§ **EXERCISE REQUIREMENTS**
Go through the material and tally the lines containing the string "label". Give the total alone.

§ **ENTRIES PROVIDED**

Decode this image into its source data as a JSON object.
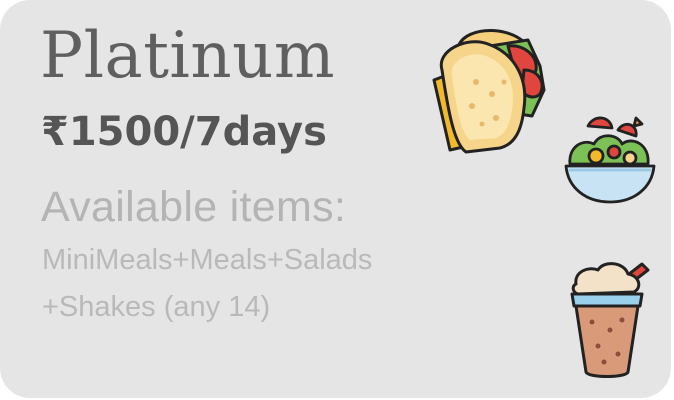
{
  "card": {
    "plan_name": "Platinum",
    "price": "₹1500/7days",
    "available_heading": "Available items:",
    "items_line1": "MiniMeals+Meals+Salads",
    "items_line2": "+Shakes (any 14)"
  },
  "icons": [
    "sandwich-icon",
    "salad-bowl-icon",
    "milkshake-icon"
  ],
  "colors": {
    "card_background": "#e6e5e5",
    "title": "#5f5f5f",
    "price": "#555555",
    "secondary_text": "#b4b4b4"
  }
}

* * *

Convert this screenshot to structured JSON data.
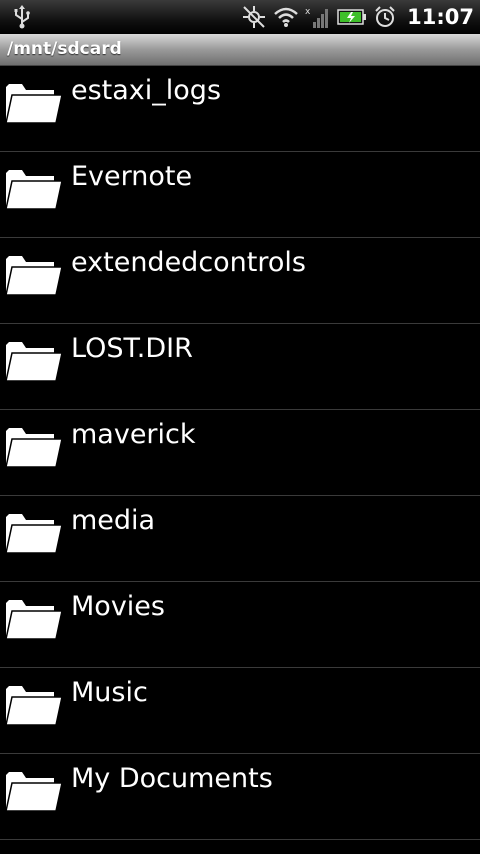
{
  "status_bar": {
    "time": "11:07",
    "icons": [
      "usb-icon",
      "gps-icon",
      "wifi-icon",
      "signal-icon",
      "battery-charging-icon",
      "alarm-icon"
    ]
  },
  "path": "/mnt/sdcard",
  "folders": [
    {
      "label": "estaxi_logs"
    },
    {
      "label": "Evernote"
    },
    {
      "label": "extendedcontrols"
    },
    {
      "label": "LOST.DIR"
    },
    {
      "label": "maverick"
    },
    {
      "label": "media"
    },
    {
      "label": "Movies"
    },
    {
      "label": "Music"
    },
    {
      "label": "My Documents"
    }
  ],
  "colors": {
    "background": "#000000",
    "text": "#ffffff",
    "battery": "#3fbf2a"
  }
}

§ **THE REPLY**
9